= Problem to work on =
Check each line of the data below for the word "اليوم", then extract the ones that have it.

= Exercise materials =
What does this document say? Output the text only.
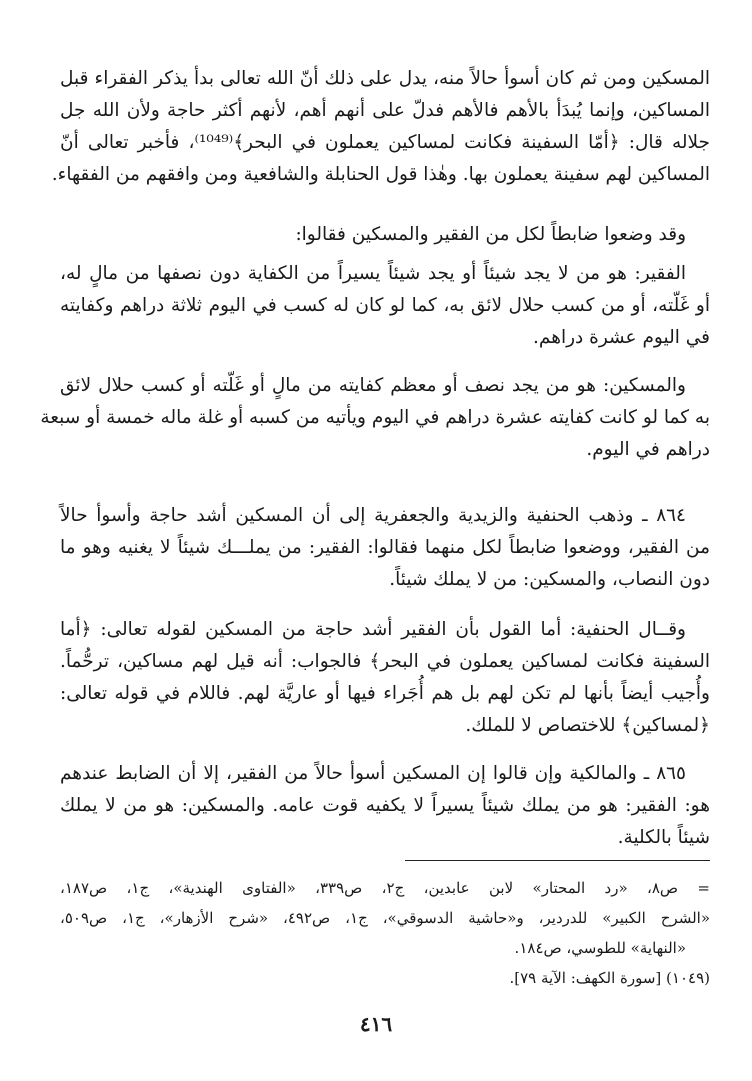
المسكين ومن ثم كان أسوأ حالاً منه، يدل على ذلك أنّ الله تعالى بدأ يذكر الفقراء قبل
المساكين، وإنما يُبدَأ بالأهم فالأهم فدلّ على أنهم أهم، لأنهم أكثر حاجة ولأن الله جل
جلاله قال: ﴿أمّا السفينة فكانت لمساكين يعملون في البحر﴾⁽¹⁰⁴⁹⁾، فأخبر تعالى أنّ
المساكين لهم سفينة يعملون بها. وهٰذا قول الحنابلة والشافعية ومن وافقهم من الفقهاء.
وقد وضعوا ضابطاً لكل من الفقير والمسكين فقالوا:
الفقير: هو من لا يجد شيئاً أو يجد شيئاً يسيراً من الكفاية دون نصفها من مالٍ له،
أو غَلّته، أو من كسب حلال لائق به، كما لو كان له كسب في اليوم ثلاثة دراهم وكفايته
في اليوم عشرة دراهم.
والمسكين: هو من يجد نصف أو معظم كفايته من مالٍ أو غَلّته أو كسب حلال لائق
به كما لو كانت كفايته عشرة دراهم في اليوم ويأتيه من كسبه أو غلة ماله خمسة أو سبعة
دراهم في اليوم.
٨٦٤ ـ وذهب الحنفية والزيدية والجعفرية إلى أن المسكين أشد حاجة وأسوأ حالاً
من الفقير، ووضعوا ضابطاً لكل منهما فقالوا: الفقير: من يملـــك شيئاً لا يغنيه وهو ما
دون النصاب، والمسكين: من لا يملك شيئاً.
وقــال الحنفية: أما القول بأن الفقير أشد حاجة من المسكين لقوله تعالى: ﴿أما
السفينة فكانت لمساكين يعملون في البحر﴾ فالجواب: أنه قيل لهم مساكين، ترحُّماً.
وأُجيب أيضاً بأنها لم تكن لهم بل هم أُجَراء فيها أو عاريَّة لهم. فاللام في قوله تعالى:
﴿لمساكين﴾ للاختصاص لا للملك.
٨٦٥ ـ والمالكية وإن قالوا إن المسكين أسوأ حالاً من الفقير، إلا أن الضابط عندهم
هو: الفقير: هو من يملك شيئاً يسيراً لا يكفيه قوت عامه. والمسكين: هو من لا يملك
شيئاً بالكلية.
= ص٨، «رد المحتار» لابن عابدين، ج٢، ص٣٣٩، «الفتاوى الهندية»، ج١، ص١٨٧،
«الشرح الكبير» للدردير، و«حاشية الدسوقي»، ج١، ص٤٩٢، «شرح الأزهار»، ج١، ص٥٠٩،
«النهاية» للطوسي، ص١٨٤.
(١٠٤٩) [سورة الكهف: الآية ٧٩].
٤١٦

= Task solution =
أو غَلّته، أو من كسب حلال لائق به، كما لو كان له كسب في اليوم ثلاثة دراهم وكفايته
في اليوم عشرة دراهم.
به كما لو كانت كفايته عشرة دراهم في اليوم ويأتيه من كسبه أو غلة ماله خمسة أو سبعة
دراهم في اليوم.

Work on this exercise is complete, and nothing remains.